== Work instructions ==
Reproduce all entries precisely, down to the last character.

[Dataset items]
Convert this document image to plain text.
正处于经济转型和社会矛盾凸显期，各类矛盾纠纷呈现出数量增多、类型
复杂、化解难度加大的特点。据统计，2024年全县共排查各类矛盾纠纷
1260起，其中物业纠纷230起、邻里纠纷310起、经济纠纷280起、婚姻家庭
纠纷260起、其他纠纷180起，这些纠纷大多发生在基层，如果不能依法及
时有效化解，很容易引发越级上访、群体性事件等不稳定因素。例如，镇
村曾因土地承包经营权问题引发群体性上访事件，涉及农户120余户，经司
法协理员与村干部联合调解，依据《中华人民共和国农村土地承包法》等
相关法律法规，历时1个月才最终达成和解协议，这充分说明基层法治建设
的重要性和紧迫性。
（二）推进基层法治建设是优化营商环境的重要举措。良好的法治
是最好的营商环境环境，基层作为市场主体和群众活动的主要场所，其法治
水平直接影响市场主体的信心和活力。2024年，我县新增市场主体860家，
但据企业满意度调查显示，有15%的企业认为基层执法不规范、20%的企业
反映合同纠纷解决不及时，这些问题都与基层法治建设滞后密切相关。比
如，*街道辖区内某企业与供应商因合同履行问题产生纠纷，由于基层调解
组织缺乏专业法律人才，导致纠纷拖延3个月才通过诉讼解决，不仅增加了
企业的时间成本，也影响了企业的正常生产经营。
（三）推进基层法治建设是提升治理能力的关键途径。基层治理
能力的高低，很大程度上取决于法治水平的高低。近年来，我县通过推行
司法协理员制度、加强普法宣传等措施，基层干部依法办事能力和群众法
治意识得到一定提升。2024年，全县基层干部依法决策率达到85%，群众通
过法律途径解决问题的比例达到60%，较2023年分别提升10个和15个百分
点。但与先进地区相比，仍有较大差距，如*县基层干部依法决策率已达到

== Answer to this task ==
Convert this document image to plain text.
正处于经济转型和社会矛盾凸显期，各类矛盾纠纷呈现出数量增多、类型
复杂、化解难度加大的特点。据统计，2024年全县共排查各类矛盾纠纷
1260起，其中物业纠纷230起、邻里纠纷310起、经济纠纷280起、婚姻家庭
纠纷260起、其他纠纷180起，这些纠纷大多发生在基层，如果不能依法及
时有效化解，很容易引发越级上访、群体性事件等不稳定因素。例如，镇
村曾因土地承包经营权问题引发群体性上访事件，涉及农户120余户，经司
法协理员与村干部联合调解，依据《中华人民共和国农村土地承包法》等
相关法律法规，历时1个月才最终达成和解协议，这充分说明基层法治建设
的重要性和紧迫性。
（二）推进基层法治建设是优化营商环境的重要举措。良好的法治
是最好的营商环境环境，基层作为市场主体和群众活动的主要场所，其法治
水平直接影响市场主体的信心和活力。2024年，我县新增市场主体860家，
但据企业满意度调查显示，有15%的企业认为基层执法不规范、20%的企业
反映合同纠纷解决不及时，这些问题都与基层法治建设滞后密切相关。比
如，*街道辖区内某企业与供应商因合同履行问题产生纠纷，由于基层调解
组织缺乏专业法律人才，导致纠纷拖延3个月才通过诉讼解决，不仅增加了
企业的时间成本，也影响了企业的正常生产经营。
（三）推进基层法治建设是提升治理能力的关键途径。基层治理
能力的高低，很大程度上取决于法治水平的高低。近年来，我县通过推行
司法协理员制度、加强普法宣传等措施，基层干部依法办事能力和群众法
治意识得到一定提升。2024年，全县基层干部依法决策率达到85%，群众通
过法律途径解决问题的比例达到60%，较2023年分别提升10个和15个百分
点。但与先进地区相比，仍有较大差距，如*县基层干部依法决策率已达到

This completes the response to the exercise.